Every line must be returned precisely as it is written.
-- START OF ENTRIES SHOWN --
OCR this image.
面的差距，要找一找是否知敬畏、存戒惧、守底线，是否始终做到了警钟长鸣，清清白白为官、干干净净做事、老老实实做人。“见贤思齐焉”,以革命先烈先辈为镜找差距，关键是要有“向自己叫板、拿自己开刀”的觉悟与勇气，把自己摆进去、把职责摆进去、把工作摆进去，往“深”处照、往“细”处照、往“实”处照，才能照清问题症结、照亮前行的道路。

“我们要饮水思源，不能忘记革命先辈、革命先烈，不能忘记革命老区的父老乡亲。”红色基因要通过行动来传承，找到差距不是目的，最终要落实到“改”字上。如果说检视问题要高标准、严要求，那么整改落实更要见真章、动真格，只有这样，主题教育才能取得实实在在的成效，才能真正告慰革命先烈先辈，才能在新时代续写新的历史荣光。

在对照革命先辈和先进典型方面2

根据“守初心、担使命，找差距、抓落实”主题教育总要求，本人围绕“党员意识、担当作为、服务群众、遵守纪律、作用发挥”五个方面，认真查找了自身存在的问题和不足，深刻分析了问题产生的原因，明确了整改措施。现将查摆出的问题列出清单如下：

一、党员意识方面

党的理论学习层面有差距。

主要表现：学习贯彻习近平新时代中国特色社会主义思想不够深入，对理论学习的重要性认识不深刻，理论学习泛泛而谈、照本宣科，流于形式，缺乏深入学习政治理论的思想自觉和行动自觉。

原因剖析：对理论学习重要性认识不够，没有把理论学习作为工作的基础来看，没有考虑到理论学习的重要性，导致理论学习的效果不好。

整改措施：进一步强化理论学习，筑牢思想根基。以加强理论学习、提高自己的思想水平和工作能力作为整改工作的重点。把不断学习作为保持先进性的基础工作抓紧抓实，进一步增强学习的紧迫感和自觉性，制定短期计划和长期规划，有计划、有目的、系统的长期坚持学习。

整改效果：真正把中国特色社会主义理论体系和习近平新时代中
-- END OF ENTRIES SHOWN --
— ANSWER —
OCR this image.
面的差距，要找一找是否知敬畏、存戒惧、守底线，是否始终做到了警钟长鸣，清清白白为官、干干净净做事、老老实实做人。“见贤思齐焉”,以革命先烈先辈为镜找差距，关键是要有“向自己叫板、拿自己开刀”的觉悟与勇气，把自己摆进去、把职责摆进去、把工作摆进去，往“深”处照、往“细”处照、往“实”处照，才能照清问题症结、照亮前行的道路。

“我们要饮水思源，不能忘记革命先辈、革命先烈，不能忘记革命老区的父老乡亲。”红色基因要通过行动来传承，找到差距不是目的，最终要落实到“改”字上。如果说检视问题要高标准、严要求，那么整改落实更要见真章、动真格，只有这样，主题教育才能取得实实在在的成效，才能真正告慰革命先烈先辈，才能在新时代续写新的历史荣光。

在对照革命先辈和先进典型方面2

根据“守初心、担使命，找差距、抓落实”主题教育总要求，本人围绕“党员意识、担当作为、服务群众、遵守纪律、作用发挥”五个方面，认真查找了自身存在的问题和不足，深刻分析了问题产生的原因，明确了整改措施。现将查摆出的问题列出清单如下：

一、党员意识方面

党的理论学习层面有差距。

主要表现：学习贯彻习近平新时代中国特色社会主义思想不够深入，对理论学习的重要性认识不深刻，理论学习泛泛而谈、照本宣科，流于形式，缺乏深入学习政治理论的思想自觉和行动自觉。

原因剖析：对理论学习重要性认识不够，没有把理论学习作为工作的基础来看，没有考虑到理论学习的重要性，导致理论学习的效果不好。

整改措施：进一步强化理论学习，筑牢思想根基。以加强理论学习、提高自己的思想水平和工作能力作为整改工作的重点。把不断学习作为保持先进性的基础工作抓紧抓实，进一步增强学习的紧迫感和自觉性，制定短期计划和长期规划，有计划、有目的、系统的长期坚持学习。

整改效果：真正把中国特色社会主义理论体系和习近平新时代中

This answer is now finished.